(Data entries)
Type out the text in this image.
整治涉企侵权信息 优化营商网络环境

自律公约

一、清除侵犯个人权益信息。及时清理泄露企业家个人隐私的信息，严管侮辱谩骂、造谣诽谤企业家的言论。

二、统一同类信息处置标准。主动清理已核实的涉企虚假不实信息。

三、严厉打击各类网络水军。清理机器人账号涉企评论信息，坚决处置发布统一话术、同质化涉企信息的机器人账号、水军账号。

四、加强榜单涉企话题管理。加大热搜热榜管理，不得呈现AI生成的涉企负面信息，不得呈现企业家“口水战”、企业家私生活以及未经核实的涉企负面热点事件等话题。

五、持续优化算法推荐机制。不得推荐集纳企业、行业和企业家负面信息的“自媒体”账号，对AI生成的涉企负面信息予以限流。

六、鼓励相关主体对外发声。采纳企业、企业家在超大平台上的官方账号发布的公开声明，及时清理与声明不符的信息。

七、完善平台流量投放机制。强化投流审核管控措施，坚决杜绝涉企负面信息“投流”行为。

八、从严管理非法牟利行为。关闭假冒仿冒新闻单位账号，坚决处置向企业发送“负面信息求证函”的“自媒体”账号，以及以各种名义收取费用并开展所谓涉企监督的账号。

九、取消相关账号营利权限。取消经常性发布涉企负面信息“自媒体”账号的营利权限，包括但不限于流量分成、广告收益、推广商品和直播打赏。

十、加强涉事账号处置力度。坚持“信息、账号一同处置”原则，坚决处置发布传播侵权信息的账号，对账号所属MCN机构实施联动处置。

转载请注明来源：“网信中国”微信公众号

WRITTEN INSTRUCTION:
Reproduce the material verbatim, line by line.

EXERCISE RESULT:
Type out the text in this image.
整治涉企侵权信息 优化营商网络环境

自律公约

一、清除侵犯个人权益信息。及时清理泄露企业家个人隐私的信息，严管侮辱谩骂、造谣诽谤企业家的言论。

二、统一同类信息处置标准。主动清理已核实的涉企虚假不实信息。

三、严厉打击各类网络水军。清理机器人账号涉企评论信息，坚决处置发布统一话术、同质化涉企信息的机器人账号、水军账号。

四、加强榜单涉企话题管理。加大热搜热榜管理，不得呈现AI生成的涉企负面信息，不得呈现企业家“口水战”、企业家私生活以及未经核实的涉企负面热点事件等话题。

五、持续优化算法推荐机制。不得推荐集纳企业、行业和企业家负面信息的“自媒体”账号，对AI生成的涉企负面信息予以限流。

六、鼓励相关主体对外发声。采纳企业、企业家在超大平台上的官方账号发布的公开声明，及时清理与声明不符的信息。

七、完善平台流量投放机制。强化投流审核管控措施，坚决杜绝涉企负面信息“投流”行为。

八、从严管理非法牟利行为。关闭假冒仿冒新闻单位账号，坚决处置向企业发送“负面信息求证函”的“自媒体”账号，以及以各种名义收取费用并开展所谓涉企监督的账号。

九、取消相关账号营利权限。取消经常性发布涉企负面信息“自媒体”账号的营利权限，包括但不限于流量分成、广告收益、推广商品和直播打赏。

十、加强涉事账号处置力度。坚持“信息、账号一同处置”原则，坚决处置发布传播侵权信息的账号，对账号所属MCN机构实施联动处置。

转载请注明来源：“网信中国”微信公众号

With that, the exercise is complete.